**EXTRACT TO READ:**
======
How to manage cron jobs at Pressable

A cron job is used to schedule tasks that are executed periodically; for example, to send out an email notice every morning, or to clear the cache every so often. Automation of such repetitive tasks using cron jobs saves time and ensures consistency.

In WordPress, the wp-cron function is used to simulate a system cron. The wp-cron() runs a hooked function at a set interval. A backup plugin (like Jetpack Security Daily) runs on a predefined schedule; this is an instance of a WordPress cron job.

An important factor to keep in mind when working with wp-cron: Cron jobs rely entirely on intervals and only work when a page is loaded. In order for wp-cron.php to fire, the website has to be loaded by a visitor; in cases where a website has low-traffic, wp-cron.php may not fire often or on time. In this document, we will address how to successfully work with wp-cron.php. To learn more about WP Cron, we recommend checking out the official WordPress Plugin Handbook.
======
**DATASET RECORDS:**
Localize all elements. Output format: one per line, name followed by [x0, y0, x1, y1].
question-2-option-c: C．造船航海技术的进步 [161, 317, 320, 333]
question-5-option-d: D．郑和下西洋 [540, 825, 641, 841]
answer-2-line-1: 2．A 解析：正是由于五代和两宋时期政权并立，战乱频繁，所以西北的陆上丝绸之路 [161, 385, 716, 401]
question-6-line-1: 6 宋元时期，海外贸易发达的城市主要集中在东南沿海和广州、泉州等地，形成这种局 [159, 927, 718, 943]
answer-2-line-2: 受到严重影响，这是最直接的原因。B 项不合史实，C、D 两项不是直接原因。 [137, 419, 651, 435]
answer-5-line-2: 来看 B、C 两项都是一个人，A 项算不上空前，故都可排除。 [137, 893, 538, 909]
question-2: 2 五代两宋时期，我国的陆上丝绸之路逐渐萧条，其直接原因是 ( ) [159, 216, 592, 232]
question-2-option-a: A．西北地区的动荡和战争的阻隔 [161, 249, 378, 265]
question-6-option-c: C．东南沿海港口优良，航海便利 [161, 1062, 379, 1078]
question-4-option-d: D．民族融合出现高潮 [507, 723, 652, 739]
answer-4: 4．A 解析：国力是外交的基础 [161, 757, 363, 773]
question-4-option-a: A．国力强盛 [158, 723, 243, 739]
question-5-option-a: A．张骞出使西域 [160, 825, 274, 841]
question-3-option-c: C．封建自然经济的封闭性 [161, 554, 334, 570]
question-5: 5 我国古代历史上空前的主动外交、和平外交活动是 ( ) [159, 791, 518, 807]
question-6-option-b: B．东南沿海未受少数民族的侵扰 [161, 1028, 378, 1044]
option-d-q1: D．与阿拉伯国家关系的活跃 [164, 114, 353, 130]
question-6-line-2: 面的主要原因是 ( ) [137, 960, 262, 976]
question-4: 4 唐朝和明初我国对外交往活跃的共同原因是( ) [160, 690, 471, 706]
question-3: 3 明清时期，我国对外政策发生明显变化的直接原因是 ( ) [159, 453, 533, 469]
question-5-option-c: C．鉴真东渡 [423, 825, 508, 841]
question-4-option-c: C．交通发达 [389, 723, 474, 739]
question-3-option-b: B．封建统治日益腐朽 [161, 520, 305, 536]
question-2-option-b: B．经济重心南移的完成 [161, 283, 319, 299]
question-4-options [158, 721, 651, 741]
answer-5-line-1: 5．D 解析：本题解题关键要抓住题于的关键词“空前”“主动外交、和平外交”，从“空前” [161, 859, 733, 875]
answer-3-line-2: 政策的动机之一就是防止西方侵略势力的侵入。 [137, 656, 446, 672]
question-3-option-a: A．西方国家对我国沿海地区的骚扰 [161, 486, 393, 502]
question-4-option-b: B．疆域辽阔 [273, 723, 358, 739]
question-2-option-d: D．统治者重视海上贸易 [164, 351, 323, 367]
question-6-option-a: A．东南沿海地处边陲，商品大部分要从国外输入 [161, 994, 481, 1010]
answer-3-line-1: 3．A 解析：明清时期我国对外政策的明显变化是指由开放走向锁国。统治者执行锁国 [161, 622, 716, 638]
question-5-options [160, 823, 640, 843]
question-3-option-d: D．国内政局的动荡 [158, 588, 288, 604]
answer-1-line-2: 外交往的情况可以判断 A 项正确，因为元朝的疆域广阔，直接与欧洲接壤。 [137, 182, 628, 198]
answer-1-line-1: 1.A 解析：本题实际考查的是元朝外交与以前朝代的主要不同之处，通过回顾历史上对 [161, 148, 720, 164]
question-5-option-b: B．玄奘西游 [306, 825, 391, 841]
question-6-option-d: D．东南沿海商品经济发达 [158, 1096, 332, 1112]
======
**EXERCISES:**
1. List every example of a scheduled, repeating job that the cron jobs guide mentions.
2. Answer these questions from the cron jobs guide.
(a) In WordPress, what does the wp-cron function simulate?
(b) What has to happen for wp-cron.php to fire?
(c) Which resource does the guide recommend for learning more about WP Cron?

**ANSWERS TO THE PROBLEMS:**
1.
- Sending out an email notice every morning
- Clearing the cache every so often
- Running a backup plugin (like Jetpack Security Daily) on a predefined schedule

2.
(a) A system cron.
(b) The website has to be loaded by a visitor.
(c) The official WordPress Plugin Handbook.